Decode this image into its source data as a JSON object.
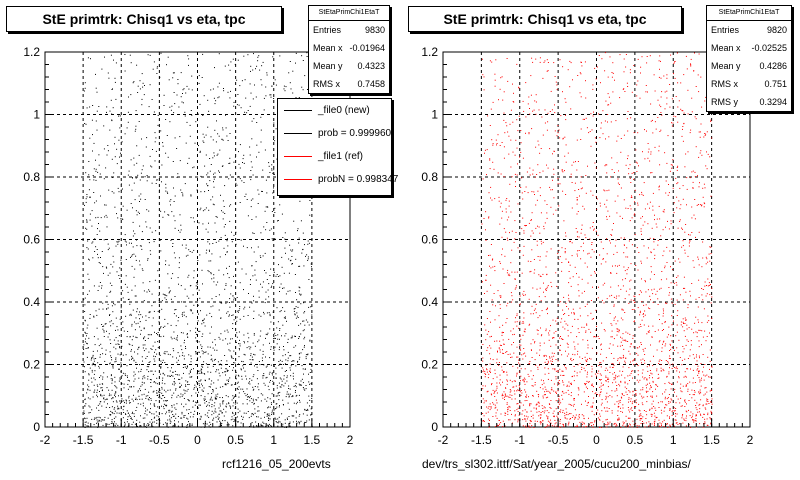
{
  "panels": [
    {
      "title": "StE primtrk: Chisq1 vs eta, tpc",
      "stats": {
        "name": "StEtaPrimChi1EtaT",
        "rows": [
          {
            "label": "Entries",
            "value": "9830"
          },
          {
            "label": "Mean x",
            "value": "-0.01964"
          },
          {
            "label": "Mean y",
            "value": "0.4323"
          },
          {
            "label": "RMS x",
            "value": "0.7458"
          }
        ]
      },
      "legend": [
        {
          "label": "_file0 (new)",
          "color": "#000000"
        },
        {
          "label": "prob = 0.999960",
          "color": "#000000"
        },
        {
          "label": "_file1 (ref)",
          "color": "#ff0000"
        },
        {
          "label": "probN = 0.998347",
          "color": "#ff0000"
        }
      ],
      "caption": "rcf1216_05_200evts"
    },
    {
      "title": "StE primtrk: Chisq1 vs eta, tpc",
      "stats": {
        "name": "StEtaPrimChi1EtaT",
        "rows": [
          {
            "label": "Entries",
            "value": "9820"
          },
          {
            "label": "Mean x",
            "value": "-0.02525"
          },
          {
            "label": "Mean y",
            "value": "0.4286"
          },
          {
            "label": "RMS x",
            "value": "0.751"
          },
          {
            "label": "RMS y",
            "value": "0.3294"
          }
        ]
      },
      "caption": "dev/trs_sl302.ittf/Sat/year_2005/cucu200_minbias/"
    }
  ],
  "chart_data": [
    {
      "type": "scatter",
      "title": "StE primtrk: Chisq1 vs eta, tpc",
      "xlim": [
        -2,
        2
      ],
      "ylim": [
        0,
        1.2
      ],
      "xticks": [
        "-2",
        "-1.5",
        "-1",
        "-0.5",
        "0",
        "0.5",
        "1",
        "1.5",
        "2"
      ],
      "yticks": [
        "0",
        "0.2",
        "0.4",
        "0.6",
        "0.8",
        "1",
        "1.2"
      ],
      "grid": true,
      "point_color": "#000000",
      "entries": 9830,
      "mean_x": -0.01964,
      "mean_y": 0.4323,
      "rms_x": 0.7458,
      "x_extent": [
        -1.5,
        1.5
      ]
    },
    {
      "type": "scatter",
      "title": "StE primtrk: Chisq1 vs eta, tpc",
      "xlim": [
        -2,
        2
      ],
      "ylim": [
        0,
        1.2
      ],
      "xticks": [
        "-2",
        "-1.5",
        "-1",
        "-0.5",
        "0",
        "0.5",
        "1",
        "1.5",
        "2"
      ],
      "yticks": [
        "0",
        "0.2",
        "0.4",
        "0.6",
        "0.8",
        "1",
        "1.2"
      ],
      "grid": true,
      "point_color": "#ff0000",
      "entries": 9820,
      "mean_x": -0.02525,
      "mean_y": 0.4286,
      "rms_x": 0.751,
      "rms_y": 0.3294,
      "x_extent": [
        -1.5,
        1.5
      ]
    }
  ]
}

○ ○ ○ ○

■ Exercise objective ■
Quote every entry exactly, with the pictures omitted.

■ Written response ■
Decode this image into its source data as a JSON object.
{
  "panels": [
    {
      "title": "StE primtrk: Chisq1 vs eta, tpc",
      "stats": {
        "name": "StEtaPrimChi1EtaT",
        "rows": [
          {
            "label": "Entries",
            "value": "9830"
          },
          {
            "label": "Mean x",
            "value": "-0.01964"
          },
          {
            "label": "Mean y",
            "value": "0.4323"
          },
          {
            "label": "RMS x",
            "value": "0.7458"
          }
        ]
      },
      "legend": [
        {
          "label": "_file0 (new)",
          "color": "#000000"
        },
        {
          "label": "prob = 0.999960",
          "color": "#000000"
        },
        {
          "label": "_file1 (ref)",
          "color": "#ff0000"
        },
        {
          "label": "probN = 0.998347",
          "color": "#ff0000"
        }
      ],
      "caption": "rcf1216_05_200evts"
    },
    {
      "title": "StE primtrk: Chisq1 vs eta, tpc",
      "stats": {
        "name": "StEtaPrimChi1EtaT",
        "rows": [
          {
            "label": "Entries",
            "value": "9820"
          },
          {
            "label": "Mean x",
            "value": "-0.02525"
          },
          {
            "label": "Mean y",
            "value": "0.4286"
          },
          {
            "label": "RMS x",
            "value": "0.751"
          },
          {
            "label": "RMS y",
            "value": "0.3294"
          }
        ]
      },
      "caption": "dev/trs_sl302.ittf/Sat/year_2005/cucu200_minbias/"
    }
  ],
  "chart_data": [
    {
      "type": "scatter",
      "title": "StE primtrk: Chisq1 vs eta, tpc",
      "xlim": [
        -2,
        2
      ],
      "ylim": [
        0,
        1.2
      ],
      "xticks": [
        "-2",
        "-1.5",
        "-1",
        "-0.5",
        "0",
        "0.5",
        "1",
        "1.5",
        "2"
      ],
      "yticks": [
        "0",
        "0.2",
        "0.4",
        "0.6",
        "0.8",
        "1",
        "1.2"
      ],
      "grid": true,
      "point_color": "#000000",
      "entries": 9830,
      "mean_x": -0.01964,
      "mean_y": 0.4323,
      "rms_x": 0.7458,
      "x_extent": [
        -1.5,
        1.5
      ]
    },
    {
      "type": "scatter",
      "title": "StE primtrk: Chisq1 vs eta, tpc",
      "xlim": [
        -2,
        2
      ],
      "ylim": [
        0,
        1.2
      ],
      "xticks": [
        "-2",
        "-1.5",
        "-1",
        "-0.5",
        "0",
        "0.5",
        "1",
        "1.5",
        "2"
      ],
      "yticks": [
        "0",
        "0.2",
        "0.4",
        "0.6",
        "0.8",
        "1",
        "1.2"
      ],
      "grid": true,
      "point_color": "#ff0000",
      "entries": 9820,
      "mean_x": -0.02525,
      "mean_y": 0.4286,
      "rms_x": 0.751,
      "rms_y": 0.3294,
      "x_extent": [
        -1.5,
        1.5
      ]
    }
  ]
}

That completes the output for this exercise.